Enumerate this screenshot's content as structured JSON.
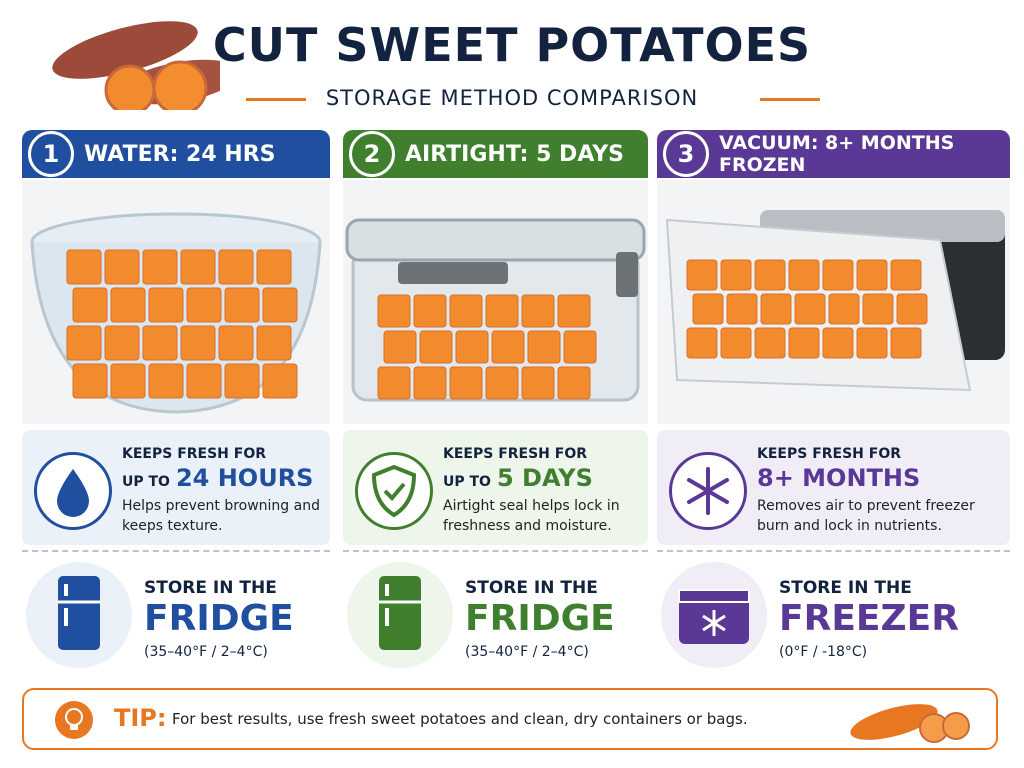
{
  "header": {
    "title": "CUT SWEET POTATOES",
    "subtitle": "STORAGE METHOD COMPARISON"
  },
  "methods": [
    {
      "number": "1",
      "heading": "WATER: 24 HRS",
      "color": "#1f4f9e",
      "tint": "#eaf1f9",
      "fresh_intro": "KEEPS FRESH FOR",
      "fresh_prefix": "UP TO",
      "fresh_value": "24 HOURS",
      "description": "Helps prevent browning and keeps texture.",
      "store_intro": "STORE IN THE",
      "store_place": "FRIDGE",
      "store_temp": "(35–40°F / 2–4°C)"
    },
    {
      "number": "2",
      "heading": "AIRTIGHT: 5 DAYS",
      "color": "#3f7f2e",
      "tint": "#eef5ea",
      "fresh_intro": "KEEPS FRESH FOR",
      "fresh_prefix": "UP TO",
      "fresh_value": "5 DAYS",
      "description": "Airtight seal helps lock in freshness and moisture.",
      "store_intro": "STORE IN THE",
      "store_place": "FRIDGE",
      "store_temp": "(35–40°F / 2–4°C)"
    },
    {
      "number": "3",
      "heading": "VACUUM: 8+ MONTHS FROZEN",
      "color": "#5a3996",
      "tint": "#f1edf7",
      "fresh_intro": "KEEPS FRESH FOR",
      "fresh_value": "8+ MONTHS",
      "description": "Removes air to prevent freezer burn and lock in nutrients.",
      "store_intro": "STORE IN THE",
      "store_place": "FREEZER",
      "store_temp": "(0°F / -18°C)"
    }
  ],
  "tip": {
    "label": "TIP:",
    "text": "For best results, use fresh sweet potatoes and clean, dry containers or bags."
  }
}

# # #

WORK REQUIRED:
Repeat the records word for word. Any picture in them should be left out.

REPLY:
Enumerate this screenshot's content as structured JSON.
{
  "header": {
    "title": "CUT SWEET POTATOES",
    "subtitle": "STORAGE METHOD COMPARISON"
  },
  "methods": [
    {
      "number": "1",
      "heading": "WATER: 24 HRS",
      "color": "#1f4f9e",
      "tint": "#eaf1f9",
      "fresh_intro": "KEEPS FRESH FOR",
      "fresh_prefix": "UP TO",
      "fresh_value": "24 HOURS",
      "description": "Helps prevent browning and keeps texture.",
      "store_intro": "STORE IN THE",
      "store_place": "FRIDGE",
      "store_temp": "(35–40°F / 2–4°C)"
    },
    {
      "number": "2",
      "heading": "AIRTIGHT: 5 DAYS",
      "color": "#3f7f2e",
      "tint": "#eef5ea",
      "fresh_intro": "KEEPS FRESH FOR",
      "fresh_prefix": "UP TO",
      "fresh_value": "5 DAYS",
      "description": "Airtight seal helps lock in freshness and moisture.",
      "store_intro": "STORE IN THE",
      "store_place": "FRIDGE",
      "store_temp": "(35–40°F / 2–4°C)"
    },
    {
      "number": "3",
      "heading": "VACUUM: 8+ MONTHS FROZEN",
      "color": "#5a3996",
      "tint": "#f1edf7",
      "fresh_intro": "KEEPS FRESH FOR",
      "fresh_value": "8+ MONTHS",
      "description": "Removes air to prevent freezer burn and lock in nutrients.",
      "store_intro": "STORE IN THE",
      "store_place": "FREEZER",
      "store_temp": "(0°F / -18°C)"
    }
  ],
  "tip": {
    "label": "TIP:",
    "text": "For best results, use fresh sweet potatoes and clean, dry containers or bags."
  }
}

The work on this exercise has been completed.